_Required task_. Report the number of lines in the entries below that include the word "thermometer", and nothing else.

_The records_.
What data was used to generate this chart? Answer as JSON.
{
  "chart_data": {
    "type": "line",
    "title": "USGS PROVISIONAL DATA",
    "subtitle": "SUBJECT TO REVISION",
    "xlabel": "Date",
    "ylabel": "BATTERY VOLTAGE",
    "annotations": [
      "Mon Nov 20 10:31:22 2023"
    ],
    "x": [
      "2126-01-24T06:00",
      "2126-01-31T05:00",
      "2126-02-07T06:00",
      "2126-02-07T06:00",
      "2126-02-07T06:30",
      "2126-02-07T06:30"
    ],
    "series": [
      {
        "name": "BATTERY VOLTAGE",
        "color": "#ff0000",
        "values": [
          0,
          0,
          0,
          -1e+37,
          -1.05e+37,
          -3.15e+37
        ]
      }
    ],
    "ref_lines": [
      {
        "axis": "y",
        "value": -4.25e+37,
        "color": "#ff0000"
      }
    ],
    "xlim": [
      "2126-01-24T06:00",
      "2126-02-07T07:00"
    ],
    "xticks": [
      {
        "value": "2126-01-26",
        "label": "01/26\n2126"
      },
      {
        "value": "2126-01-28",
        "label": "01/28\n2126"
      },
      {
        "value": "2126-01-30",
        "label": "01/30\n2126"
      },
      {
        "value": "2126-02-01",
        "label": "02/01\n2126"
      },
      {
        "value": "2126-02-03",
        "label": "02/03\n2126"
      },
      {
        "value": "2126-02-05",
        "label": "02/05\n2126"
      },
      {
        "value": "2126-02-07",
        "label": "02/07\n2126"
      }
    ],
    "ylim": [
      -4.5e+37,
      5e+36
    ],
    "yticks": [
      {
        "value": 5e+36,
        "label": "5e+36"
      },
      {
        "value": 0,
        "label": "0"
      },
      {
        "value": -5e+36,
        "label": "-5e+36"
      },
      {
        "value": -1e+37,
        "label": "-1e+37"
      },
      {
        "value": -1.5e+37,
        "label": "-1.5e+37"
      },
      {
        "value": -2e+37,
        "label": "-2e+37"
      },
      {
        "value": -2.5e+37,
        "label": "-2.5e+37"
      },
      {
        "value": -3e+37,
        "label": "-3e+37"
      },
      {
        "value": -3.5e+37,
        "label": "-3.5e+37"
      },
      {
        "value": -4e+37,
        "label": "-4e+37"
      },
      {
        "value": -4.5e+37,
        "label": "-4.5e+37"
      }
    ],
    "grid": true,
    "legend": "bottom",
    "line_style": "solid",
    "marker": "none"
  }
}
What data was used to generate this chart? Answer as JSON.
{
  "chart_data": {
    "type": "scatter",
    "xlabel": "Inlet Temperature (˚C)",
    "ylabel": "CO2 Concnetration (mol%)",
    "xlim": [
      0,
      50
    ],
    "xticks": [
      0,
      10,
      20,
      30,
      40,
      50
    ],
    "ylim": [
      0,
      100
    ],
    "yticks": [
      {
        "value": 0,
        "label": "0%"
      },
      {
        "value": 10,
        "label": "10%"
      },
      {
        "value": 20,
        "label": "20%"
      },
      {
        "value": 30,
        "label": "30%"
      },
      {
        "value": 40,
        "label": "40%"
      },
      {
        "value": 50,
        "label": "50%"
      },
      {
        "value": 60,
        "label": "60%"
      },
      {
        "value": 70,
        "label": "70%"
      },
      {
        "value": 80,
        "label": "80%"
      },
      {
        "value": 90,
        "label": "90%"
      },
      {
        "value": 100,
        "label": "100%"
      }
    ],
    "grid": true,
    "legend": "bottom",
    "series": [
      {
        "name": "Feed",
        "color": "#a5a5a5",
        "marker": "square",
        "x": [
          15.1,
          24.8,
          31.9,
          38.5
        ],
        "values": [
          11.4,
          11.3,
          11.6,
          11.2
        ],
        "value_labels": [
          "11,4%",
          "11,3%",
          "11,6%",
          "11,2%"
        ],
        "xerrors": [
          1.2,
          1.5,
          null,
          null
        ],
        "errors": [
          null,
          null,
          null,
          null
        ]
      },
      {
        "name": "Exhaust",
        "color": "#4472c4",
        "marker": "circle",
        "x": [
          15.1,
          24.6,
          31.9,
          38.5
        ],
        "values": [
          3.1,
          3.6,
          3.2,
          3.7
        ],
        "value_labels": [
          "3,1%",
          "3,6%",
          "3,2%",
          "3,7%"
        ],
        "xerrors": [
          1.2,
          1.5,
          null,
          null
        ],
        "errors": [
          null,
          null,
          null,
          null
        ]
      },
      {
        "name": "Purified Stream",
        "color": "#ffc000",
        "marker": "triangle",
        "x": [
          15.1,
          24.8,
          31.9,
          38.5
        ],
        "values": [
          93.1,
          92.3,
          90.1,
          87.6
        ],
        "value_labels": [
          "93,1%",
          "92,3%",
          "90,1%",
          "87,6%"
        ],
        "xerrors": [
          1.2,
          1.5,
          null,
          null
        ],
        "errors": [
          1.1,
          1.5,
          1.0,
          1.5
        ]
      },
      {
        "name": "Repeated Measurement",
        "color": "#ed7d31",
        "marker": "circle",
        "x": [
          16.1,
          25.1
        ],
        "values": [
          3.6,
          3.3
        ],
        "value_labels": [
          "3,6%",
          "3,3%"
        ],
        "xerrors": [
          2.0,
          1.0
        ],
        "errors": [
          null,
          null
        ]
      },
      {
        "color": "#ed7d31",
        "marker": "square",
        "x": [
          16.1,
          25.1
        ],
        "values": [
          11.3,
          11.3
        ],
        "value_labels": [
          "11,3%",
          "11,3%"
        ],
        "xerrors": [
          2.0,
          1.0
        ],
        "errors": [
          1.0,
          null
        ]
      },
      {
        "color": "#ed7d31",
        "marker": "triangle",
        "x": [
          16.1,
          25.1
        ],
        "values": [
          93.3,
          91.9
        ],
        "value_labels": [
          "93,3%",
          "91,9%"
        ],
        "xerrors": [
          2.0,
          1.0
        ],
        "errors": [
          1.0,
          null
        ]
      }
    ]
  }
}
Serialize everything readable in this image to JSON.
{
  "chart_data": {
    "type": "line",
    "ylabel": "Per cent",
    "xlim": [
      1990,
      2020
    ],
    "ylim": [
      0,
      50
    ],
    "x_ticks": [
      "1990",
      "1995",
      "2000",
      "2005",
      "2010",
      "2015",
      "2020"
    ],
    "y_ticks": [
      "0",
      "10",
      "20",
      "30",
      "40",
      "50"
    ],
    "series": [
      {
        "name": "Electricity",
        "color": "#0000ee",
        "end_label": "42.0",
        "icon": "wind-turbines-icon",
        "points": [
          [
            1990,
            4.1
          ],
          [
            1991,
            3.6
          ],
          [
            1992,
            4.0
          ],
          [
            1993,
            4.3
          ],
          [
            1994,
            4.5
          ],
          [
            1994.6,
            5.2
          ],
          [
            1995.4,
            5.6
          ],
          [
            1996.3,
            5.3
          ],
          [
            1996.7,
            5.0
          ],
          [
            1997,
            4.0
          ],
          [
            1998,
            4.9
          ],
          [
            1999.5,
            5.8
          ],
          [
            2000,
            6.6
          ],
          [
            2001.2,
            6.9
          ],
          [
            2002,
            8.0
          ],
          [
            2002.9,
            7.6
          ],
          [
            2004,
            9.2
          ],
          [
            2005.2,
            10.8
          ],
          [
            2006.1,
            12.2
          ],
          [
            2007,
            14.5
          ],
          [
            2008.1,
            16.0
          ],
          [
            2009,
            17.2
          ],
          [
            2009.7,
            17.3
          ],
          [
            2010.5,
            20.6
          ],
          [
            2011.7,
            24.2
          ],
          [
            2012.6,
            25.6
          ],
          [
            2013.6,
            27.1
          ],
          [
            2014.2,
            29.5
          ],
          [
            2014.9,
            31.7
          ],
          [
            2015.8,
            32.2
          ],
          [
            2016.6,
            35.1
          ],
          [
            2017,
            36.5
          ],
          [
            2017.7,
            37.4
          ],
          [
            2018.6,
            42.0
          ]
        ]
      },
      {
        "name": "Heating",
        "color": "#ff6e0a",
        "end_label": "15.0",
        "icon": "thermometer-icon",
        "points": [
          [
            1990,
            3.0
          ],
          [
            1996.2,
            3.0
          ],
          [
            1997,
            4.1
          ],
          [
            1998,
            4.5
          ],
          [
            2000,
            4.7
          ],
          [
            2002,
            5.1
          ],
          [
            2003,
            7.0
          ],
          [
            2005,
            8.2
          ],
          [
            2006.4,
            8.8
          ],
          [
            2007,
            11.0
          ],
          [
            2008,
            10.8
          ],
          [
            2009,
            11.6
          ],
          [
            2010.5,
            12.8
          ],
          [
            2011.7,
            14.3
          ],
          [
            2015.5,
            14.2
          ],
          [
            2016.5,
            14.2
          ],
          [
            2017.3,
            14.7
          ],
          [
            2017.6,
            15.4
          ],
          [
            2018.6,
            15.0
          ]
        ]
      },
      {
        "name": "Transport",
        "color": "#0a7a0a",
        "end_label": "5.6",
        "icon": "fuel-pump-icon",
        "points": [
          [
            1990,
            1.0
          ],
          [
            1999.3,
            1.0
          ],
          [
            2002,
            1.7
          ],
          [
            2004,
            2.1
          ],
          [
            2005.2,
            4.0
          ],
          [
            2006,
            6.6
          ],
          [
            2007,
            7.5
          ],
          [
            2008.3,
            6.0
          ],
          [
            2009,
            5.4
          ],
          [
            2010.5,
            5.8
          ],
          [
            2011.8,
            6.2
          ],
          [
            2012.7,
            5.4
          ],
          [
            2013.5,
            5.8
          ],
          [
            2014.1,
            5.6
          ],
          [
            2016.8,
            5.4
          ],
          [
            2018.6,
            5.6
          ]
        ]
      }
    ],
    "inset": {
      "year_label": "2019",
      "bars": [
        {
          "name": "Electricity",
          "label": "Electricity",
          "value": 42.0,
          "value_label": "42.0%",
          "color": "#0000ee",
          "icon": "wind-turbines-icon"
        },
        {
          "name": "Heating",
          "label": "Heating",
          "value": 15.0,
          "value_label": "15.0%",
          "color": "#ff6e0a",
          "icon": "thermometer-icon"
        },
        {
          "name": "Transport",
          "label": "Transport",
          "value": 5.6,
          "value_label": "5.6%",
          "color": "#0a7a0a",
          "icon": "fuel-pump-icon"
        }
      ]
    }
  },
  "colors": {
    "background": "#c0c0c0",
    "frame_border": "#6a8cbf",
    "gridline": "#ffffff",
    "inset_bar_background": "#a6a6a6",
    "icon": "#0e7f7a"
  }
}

_Solution to the problem_. 2